BEGIN SUPPLIED RECORDS
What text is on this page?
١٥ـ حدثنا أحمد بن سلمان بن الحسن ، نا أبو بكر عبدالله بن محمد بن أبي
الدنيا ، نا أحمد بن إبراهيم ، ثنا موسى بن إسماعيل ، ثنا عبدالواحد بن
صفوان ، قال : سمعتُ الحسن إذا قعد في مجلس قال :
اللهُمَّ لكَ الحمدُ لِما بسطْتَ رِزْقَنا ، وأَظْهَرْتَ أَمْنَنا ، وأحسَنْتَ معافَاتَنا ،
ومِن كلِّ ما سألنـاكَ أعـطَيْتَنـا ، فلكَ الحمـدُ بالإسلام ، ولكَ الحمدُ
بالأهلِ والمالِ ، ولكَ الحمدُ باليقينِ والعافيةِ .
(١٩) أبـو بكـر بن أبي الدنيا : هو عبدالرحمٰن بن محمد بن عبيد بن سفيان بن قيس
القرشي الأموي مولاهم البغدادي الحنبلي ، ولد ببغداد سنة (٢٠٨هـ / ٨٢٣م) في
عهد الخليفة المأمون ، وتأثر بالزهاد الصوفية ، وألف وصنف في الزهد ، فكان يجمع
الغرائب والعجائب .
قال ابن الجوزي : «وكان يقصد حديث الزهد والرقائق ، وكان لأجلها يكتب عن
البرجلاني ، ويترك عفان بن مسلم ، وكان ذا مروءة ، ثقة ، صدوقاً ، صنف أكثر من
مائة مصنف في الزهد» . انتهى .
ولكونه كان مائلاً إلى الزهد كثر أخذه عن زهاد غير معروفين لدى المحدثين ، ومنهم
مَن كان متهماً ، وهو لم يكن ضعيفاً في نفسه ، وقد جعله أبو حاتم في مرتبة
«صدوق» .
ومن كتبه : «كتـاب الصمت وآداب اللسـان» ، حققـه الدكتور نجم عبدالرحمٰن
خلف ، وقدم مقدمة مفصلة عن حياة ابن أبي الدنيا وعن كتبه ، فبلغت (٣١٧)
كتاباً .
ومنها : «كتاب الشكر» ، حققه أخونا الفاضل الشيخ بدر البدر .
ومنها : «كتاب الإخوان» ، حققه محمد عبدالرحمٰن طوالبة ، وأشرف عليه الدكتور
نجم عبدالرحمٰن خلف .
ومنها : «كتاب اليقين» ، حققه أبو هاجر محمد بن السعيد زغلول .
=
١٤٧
END SUPPLIED RECORDS
INSTRUCTION =
Would you write down every record again, exactly?

CORRECT RESPONSE =
What text is on this page?
١٥ـ حدثنا أحمد بن سلمان بن الحسن ، نا أبو بكر عبدالله بن محمد بن أبي
الدنيا ، نا أحمد بن إبراهيم ، ثنا موسى بن إسماعيل ، ثنا عبدالواحد بن
صفوان ، قال : سمعتُ الحسن إذا قعد في مجلس قال :
اللهُمَّ لكَ الحمدُ لِما بسطْتَ رِزْقَنا ، وأَظْهَرْتَ أَمْنَنا ، وأحسَنْتَ معافَاتَنا ،
ومِن كلِّ ما سألنـاكَ أعـطَيْتَنـا ، فلكَ الحمـدُ بالإسلام ، ولكَ الحمدُ
بالأهلِ والمالِ ، ولكَ الحمدُ باليقينِ والعافيةِ .
(١٩) أبـو بكـر بن أبي الدنيا : هو عبدالرحمٰن بن محمد بن عبيد بن سفيان بن قيس
القرشي الأموي مولاهم البغدادي الحنبلي ، ولد ببغداد سنة (٢٠٨هـ / ٨٢٣م) في
عهد الخليفة المأمون ، وتأثر بالزهاد الصوفية ، وألف وصنف في الزهد ، فكان يجمع
الغرائب والعجائب .
قال ابن الجوزي : «وكان يقصد حديث الزهد والرقائق ، وكان لأجلها يكتب عن
البرجلاني ، ويترك عفان بن مسلم ، وكان ذا مروءة ، ثقة ، صدوقاً ، صنف أكثر من
مائة مصنف في الزهد» . انتهى .
ولكونه كان مائلاً إلى الزهد كثر أخذه عن زهاد غير معروفين لدى المحدثين ، ومنهم
مَن كان متهماً ، وهو لم يكن ضعيفاً في نفسه ، وقد جعله أبو حاتم في مرتبة
«صدوق» .
ومن كتبه : «كتـاب الصمت وآداب اللسـان» ، حققـه الدكتور نجم عبدالرحمٰن
خلف ، وقدم مقدمة مفصلة عن حياة ابن أبي الدنيا وعن كتبه ، فبلغت (٣١٧)
كتاباً .
ومنها : «كتاب الشكر» ، حققه أخونا الفاضل الشيخ بدر البدر .
ومنها : «كتاب الإخوان» ، حققه محمد عبدالرحمٰن طوالبة ، وأشرف عليه الدكتور
نجم عبدالرحمٰن خلف .
ومنها : «كتاب اليقين» ، حققه أبو هاجر محمد بن السعيد زغلول .
=
١٤٧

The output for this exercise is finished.